--- What you will do ---
Every record must be repeated exactly, with no omission.

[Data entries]
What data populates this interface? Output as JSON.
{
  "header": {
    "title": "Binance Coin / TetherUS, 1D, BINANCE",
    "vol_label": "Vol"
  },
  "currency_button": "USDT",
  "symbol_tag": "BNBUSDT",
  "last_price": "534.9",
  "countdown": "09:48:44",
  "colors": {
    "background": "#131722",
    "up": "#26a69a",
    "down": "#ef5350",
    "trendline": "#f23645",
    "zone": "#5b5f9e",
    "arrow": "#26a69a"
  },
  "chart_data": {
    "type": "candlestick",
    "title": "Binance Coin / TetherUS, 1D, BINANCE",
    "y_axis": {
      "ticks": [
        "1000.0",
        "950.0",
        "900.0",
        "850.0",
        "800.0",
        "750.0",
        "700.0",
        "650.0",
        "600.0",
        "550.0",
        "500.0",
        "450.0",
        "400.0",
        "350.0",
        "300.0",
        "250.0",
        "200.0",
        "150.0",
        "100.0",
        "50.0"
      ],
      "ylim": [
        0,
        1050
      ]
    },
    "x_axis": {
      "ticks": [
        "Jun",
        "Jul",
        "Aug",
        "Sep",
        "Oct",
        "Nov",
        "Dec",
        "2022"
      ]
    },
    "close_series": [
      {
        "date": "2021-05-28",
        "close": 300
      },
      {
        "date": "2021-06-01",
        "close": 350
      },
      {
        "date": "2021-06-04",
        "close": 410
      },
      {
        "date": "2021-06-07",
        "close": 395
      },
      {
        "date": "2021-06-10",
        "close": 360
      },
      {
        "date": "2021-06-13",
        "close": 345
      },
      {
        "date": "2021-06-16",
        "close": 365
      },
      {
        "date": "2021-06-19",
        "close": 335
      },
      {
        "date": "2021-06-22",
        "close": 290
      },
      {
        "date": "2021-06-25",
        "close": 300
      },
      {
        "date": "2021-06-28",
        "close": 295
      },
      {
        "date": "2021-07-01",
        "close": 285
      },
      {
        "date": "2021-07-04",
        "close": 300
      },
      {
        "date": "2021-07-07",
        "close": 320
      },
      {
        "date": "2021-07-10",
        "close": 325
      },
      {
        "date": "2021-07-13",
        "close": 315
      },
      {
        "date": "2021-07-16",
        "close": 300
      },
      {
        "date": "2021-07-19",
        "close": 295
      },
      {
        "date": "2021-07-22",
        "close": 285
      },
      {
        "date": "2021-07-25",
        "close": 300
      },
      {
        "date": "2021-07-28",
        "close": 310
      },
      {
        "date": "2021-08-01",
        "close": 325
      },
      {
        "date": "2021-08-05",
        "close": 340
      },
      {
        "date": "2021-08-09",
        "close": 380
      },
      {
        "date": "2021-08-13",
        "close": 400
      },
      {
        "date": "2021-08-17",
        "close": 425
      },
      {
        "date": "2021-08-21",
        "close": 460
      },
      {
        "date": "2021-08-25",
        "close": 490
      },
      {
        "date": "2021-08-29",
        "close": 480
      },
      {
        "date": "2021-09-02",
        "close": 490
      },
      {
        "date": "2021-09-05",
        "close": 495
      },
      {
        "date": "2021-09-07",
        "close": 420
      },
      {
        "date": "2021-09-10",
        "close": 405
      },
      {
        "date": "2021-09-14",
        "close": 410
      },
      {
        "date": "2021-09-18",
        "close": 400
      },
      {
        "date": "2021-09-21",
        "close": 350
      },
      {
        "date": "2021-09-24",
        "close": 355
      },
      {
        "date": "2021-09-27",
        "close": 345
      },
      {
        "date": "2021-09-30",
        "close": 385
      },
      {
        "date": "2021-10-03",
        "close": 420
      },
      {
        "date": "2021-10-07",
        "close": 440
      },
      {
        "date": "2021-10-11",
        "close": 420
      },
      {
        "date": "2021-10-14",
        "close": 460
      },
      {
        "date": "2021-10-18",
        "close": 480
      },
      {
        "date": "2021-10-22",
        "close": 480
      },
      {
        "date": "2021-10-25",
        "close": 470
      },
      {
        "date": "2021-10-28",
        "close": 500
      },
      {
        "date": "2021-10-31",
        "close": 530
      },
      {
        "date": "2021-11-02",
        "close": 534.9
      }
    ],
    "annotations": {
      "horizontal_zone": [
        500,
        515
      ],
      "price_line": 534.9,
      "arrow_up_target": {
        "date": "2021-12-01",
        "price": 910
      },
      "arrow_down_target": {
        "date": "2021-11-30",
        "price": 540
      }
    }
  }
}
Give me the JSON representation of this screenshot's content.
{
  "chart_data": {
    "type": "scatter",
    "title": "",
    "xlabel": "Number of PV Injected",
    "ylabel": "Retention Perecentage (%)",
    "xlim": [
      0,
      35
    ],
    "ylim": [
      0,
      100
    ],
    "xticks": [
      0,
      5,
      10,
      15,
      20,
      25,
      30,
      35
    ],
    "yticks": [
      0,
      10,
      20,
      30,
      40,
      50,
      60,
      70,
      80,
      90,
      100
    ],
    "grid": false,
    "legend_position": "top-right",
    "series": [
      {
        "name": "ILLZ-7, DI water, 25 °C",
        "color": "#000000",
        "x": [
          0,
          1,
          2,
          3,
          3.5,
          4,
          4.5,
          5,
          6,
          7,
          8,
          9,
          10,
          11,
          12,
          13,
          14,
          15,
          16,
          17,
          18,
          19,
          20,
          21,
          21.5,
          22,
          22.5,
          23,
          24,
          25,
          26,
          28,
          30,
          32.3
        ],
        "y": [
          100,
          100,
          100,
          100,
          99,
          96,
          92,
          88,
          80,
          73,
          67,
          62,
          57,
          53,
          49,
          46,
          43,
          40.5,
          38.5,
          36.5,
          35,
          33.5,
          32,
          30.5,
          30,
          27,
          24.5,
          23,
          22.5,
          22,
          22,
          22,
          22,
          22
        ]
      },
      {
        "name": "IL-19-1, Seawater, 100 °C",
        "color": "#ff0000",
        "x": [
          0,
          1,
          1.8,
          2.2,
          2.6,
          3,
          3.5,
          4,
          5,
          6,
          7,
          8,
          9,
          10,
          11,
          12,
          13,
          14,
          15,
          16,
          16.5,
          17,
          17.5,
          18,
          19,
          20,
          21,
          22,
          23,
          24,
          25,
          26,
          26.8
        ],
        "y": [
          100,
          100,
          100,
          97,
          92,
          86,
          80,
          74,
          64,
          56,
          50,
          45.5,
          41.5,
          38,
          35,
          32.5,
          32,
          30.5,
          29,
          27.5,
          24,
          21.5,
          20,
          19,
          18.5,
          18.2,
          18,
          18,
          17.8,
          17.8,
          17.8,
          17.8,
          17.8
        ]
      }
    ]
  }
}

--- Solution to this problem ---
What data populates this interface? Output as JSON.
{
  "header": {
    "title": "Binance Coin / TetherUS, 1D, BINANCE",
    "vol_label": "Vol"
  },
  "currency_button": "USDT",
  "symbol_tag": "BNBUSDT",
  "last_price": "534.9",
  "countdown": "09:48:44",
  "colors": {
    "background": "#131722",
    "up": "#26a69a",
    "down": "#ef5350",
    "trendline": "#f23645",
    "zone": "#5b5f9e",
    "arrow": "#26a69a"
  },
  "chart_data": {
    "type": "candlestick",
    "title": "Binance Coin / TetherUS, 1D, BINANCE",
    "y_axis": {
      "ticks": [
        "1000.0",
        "950.0",
        "900.0",
        "850.0",
        "800.0",
        "750.0",
        "700.0",
        "650.0",
        "600.0",
        "550.0",
        "500.0",
        "450.0",
        "400.0",
        "350.0",
        "300.0",
        "250.0",
        "200.0",
        "150.0",
        "100.0",
        "50.0"
      ],
      "ylim": [
        0,
        1050
      ]
    },
    "x_axis": {
      "ticks": [
        "Jun",
        "Jul",
        "Aug",
        "Sep",
        "Oct",
        "Nov",
        "Dec",
        "2022"
      ]
    },
    "close_series": [
      {
        "date": "2021-05-28",
        "close": 300
      },
      {
        "date": "2021-06-01",
        "close": 350
      },
      {
        "date": "2021-06-04",
        "close": 410
      },
      {
        "date": "2021-06-07",
        "close": 395
      },
      {
        "date": "2021-06-10",
        "close": 360
      },
      {
        "date": "2021-06-13",
        "close": 345
      },
      {
        "date": "2021-06-16",
        "close": 365
      },
      {
        "date": "2021-06-19",
        "close": 335
      },
      {
        "date": "2021-06-22",
        "close": 290
      },
      {
        "date": "2021-06-25",
        "close": 300
      },
      {
        "date": "2021-06-28",
        "close": 295
      },
      {
        "date": "2021-07-01",
        "close": 285
      },
      {
        "date": "2021-07-04",
        "close": 300
      },
      {
        "date": "2021-07-07",
        "close": 320
      },
      {
        "date": "2021-07-10",
        "close": 325
      },
      {
        "date": "2021-07-13",
        "close": 315
      },
      {
        "date": "2021-07-16",
        "close": 300
      },
      {
        "date": "2021-07-19",
        "close": 295
      },
      {
        "date": "2021-07-22",
        "close": 285
      },
      {
        "date": "2021-07-25",
        "close": 300
      },
      {
        "date": "2021-07-28",
        "close": 310
      },
      {
        "date": "2021-08-01",
        "close": 325
      },
      {
        "date": "2021-08-05",
        "close": 340
      },
      {
        "date": "2021-08-09",
        "close": 380
      },
      {
        "date": "2021-08-13",
        "close": 400
      },
      {
        "date": "2021-08-17",
        "close": 425
      },
      {
        "date": "2021-08-21",
        "close": 460
      },
      {
        "date": "2021-08-25",
        "close": 490
      },
      {
        "date": "2021-08-29",
        "close": 480
      },
      {
        "date": "2021-09-02",
        "close": 490
      },
      {
        "date": "2021-09-05",
        "close": 495
      },
      {
        "date": "2021-09-07",
        "close": 420
      },
      {
        "date": "2021-09-10",
        "close": 405
      },
      {
        "date": "2021-09-14",
        "close": 410
      },
      {
        "date": "2021-09-18",
        "close": 400
      },
      {
        "date": "2021-09-21",
        "close": 350
      },
      {
        "date": "2021-09-24",
        "close": 355
      },
      {
        "date": "2021-09-27",
        "close": 345
      },
      {
        "date": "2021-09-30",
        "close": 385
      },
      {
        "date": "2021-10-03",
        "close": 420
      },
      {
        "date": "2021-10-07",
        "close": 440
      },
      {
        "date": "2021-10-11",
        "close": 420
      },
      {
        "date": "2021-10-14",
        "close": 460
      },
      {
        "date": "2021-10-18",
        "close": 480
      },
      {
        "date": "2021-10-22",
        "close": 480
      },
      {
        "date": "2021-10-25",
        "close": 470
      },
      {
        "date": "2021-10-28",
        "close": 500
      },
      {
        "date": "2021-10-31",
        "close": 530
      },
      {
        "date": "2021-11-02",
        "close": 534.9
      }
    ],
    "annotations": {
      "horizontal_zone": [
        500,
        515
      ],
      "price_line": 534.9,
      "arrow_up_target": {
        "date": "2021-12-01",
        "price": 910
      },
      "arrow_down_target": {
        "date": "2021-11-30",
        "price": 540
      }
    }
  }
}
Give me the JSON representation of this screenshot's content.
{
  "chart_data": {
    "type": "scatter",
    "title": "",
    "xlabel": "Number of PV Injected",
    "ylabel": "Retention Perecentage (%)",
    "xlim": [
      0,
      35
    ],
    "ylim": [
      0,
      100
    ],
    "xticks": [
      0,
      5,
      10,
      15,
      20,
      25,
      30,
      35
    ],
    "yticks": [
      0,
      10,
      20,
      30,
      40,
      50,
      60,
      70,
      80,
      90,
      100
    ],
    "grid": false,
    "legend_position": "top-right",
    "series": [
      {
        "name": "ILLZ-7, DI water, 25 °C",
        "color": "#000000",
        "x": [
          0,
          1,
          2,
          3,
          3.5,
          4,
          4.5,
          5,
          6,
          7,
          8,
          9,
          10,
          11,
          12,
          13,
          14,
          15,
          16,
          17,
          18,
          19,
          20,
          21,
          21.5,
          22,
          22.5,
          23,
          24,
          25,
          26,
          28,
          30,
          32.3
        ],
        "y": [
          100,
          100,
          100,
          100,
          99,
          96,
          92,
          88,
          80,
          73,
          67,
          62,
          57,
          53,
          49,
          46,
          43,
          40.5,
          38.5,
          36.5,
          35,
          33.5,
          32,
          30.5,
          30,
          27,
          24.5,
          23,
          22.5,
          22,
          22,
          22,
          22,
          22
        ]
      },
      {
        "name": "IL-19-1, Seawater, 100 °C",
        "color": "#ff0000",
        "x": [
          0,
          1,
          1.8,
          2.2,
          2.6,
          3,
          3.5,
          4,
          5,
          6,
          7,
          8,
          9,
          10,
          11,
          12,
          13,
          14,
          15,
          16,
          16.5,
          17,
          17.5,
          18,
          19,
          20,
          21,
          22,
          23,
          24,
          25,
          26,
          26.8
        ],
        "y": [
          100,
          100,
          100,
          97,
          92,
          86,
          80,
          74,
          64,
          56,
          50,
          45.5,
          41.5,
          38,
          35,
          32.5,
          32,
          30.5,
          29,
          27.5,
          24,
          21.5,
          20,
          19,
          18.5,
          18.2,
          18,
          18,
          17.8,
          17.8,
          17.8,
          17.8,
          17.8
        ]
      }
    ]
  }
}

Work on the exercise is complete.